==== Dataset entries
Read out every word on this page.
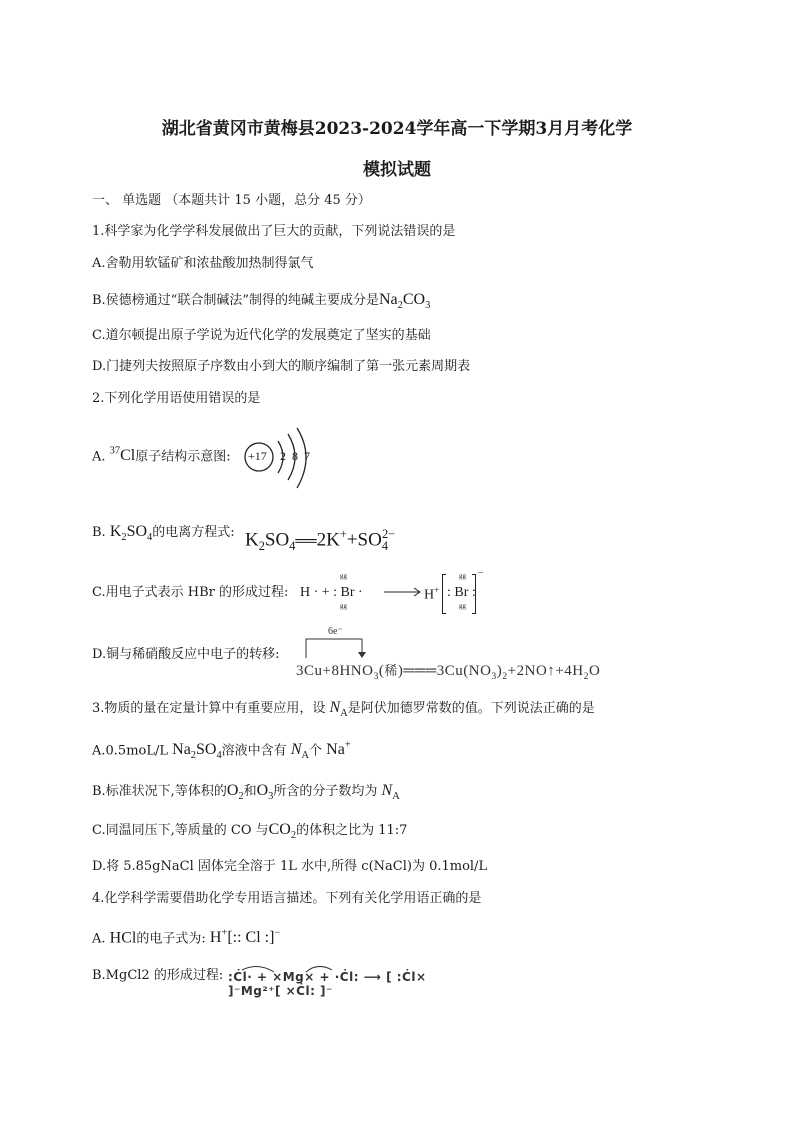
湖北省黄冈市黄梅县2023-2024学年高一下学期3月月考化学
模拟试题
一、 单选题 （本题共计 15 小题，总分 45 分）
1.科学家为化学学科发展做出了巨大的贡献，下列说法错误的是
A.舍勒用软锰矿和浓盐酸加热制得氯气
B.侯德榜通过“联合制碱法”制得的纯碱主要成分是$Na_2CO_3$
C.道尔顿提出原子学说为近代化学的发展奠定了坚实的基础
D.门捷列夫按照原子序数由小到大的顺序编制了第一张元素周期表
2.下列化学用语使用错误的是
A. $^{37}$Cl原子结构示意图: +17 2 8 7
B. $K_2SO_4$的电离方程式: $K_2SO_4══2K^++SO_4^{2-}$
C.用电子式表示 HBr 的形成过程: H · + : Br ·
gg
gg
H+ : Br :
gg
gg
−
D.铜与稀硝酸反应中电子的转移:
6e⁻
$3Cu+8HNO_3$(稀)$═══3Cu(NO_3)_2+2NO↑+4H_2O$
3.物质的量在定量计算中有重要应用，设 $N_A$是阿伏加德罗常数的值。下列说法正确的是
A.0.5moL/L $Na_2SO_4$溶液中含有 $N_A$个 Na+
B.标准状况下,等体积的$O_2$和$O_3$所含的分子数均为 $N_A$
C.同温同压下,等质量的 CO 与$CO_2$的体积之比为 11:7
D.将 5.85gNaCl 固体完全溶于 1L 水中,所得 c(NaCl)为 0.1mol/L
4.化学科学需要借助化学专用语言描述。下列有关化学用语正确的是
A. HCl的电子式为: H+[:: Cl :]−
B.MgCl2 的形成过程: :Ċl· + ×Mg× + ·Ċl: ⟶ [ :Ċl× ]⁻Mg²⁺[ ×Ċl: ]⁻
========
Task prompt =>
Pull out the lines above in which the word "的形成过程" appears.

Written response =>
C.用电子式表示 HBr 的形成过程: H · + : Br ·
B.MgCl2 的形成过程: :Ċl· + ×Mg× + ·Ċl: ⟶ [ :Ċl× ]⁻Mg²⁺[ ×Ċl: ]⁻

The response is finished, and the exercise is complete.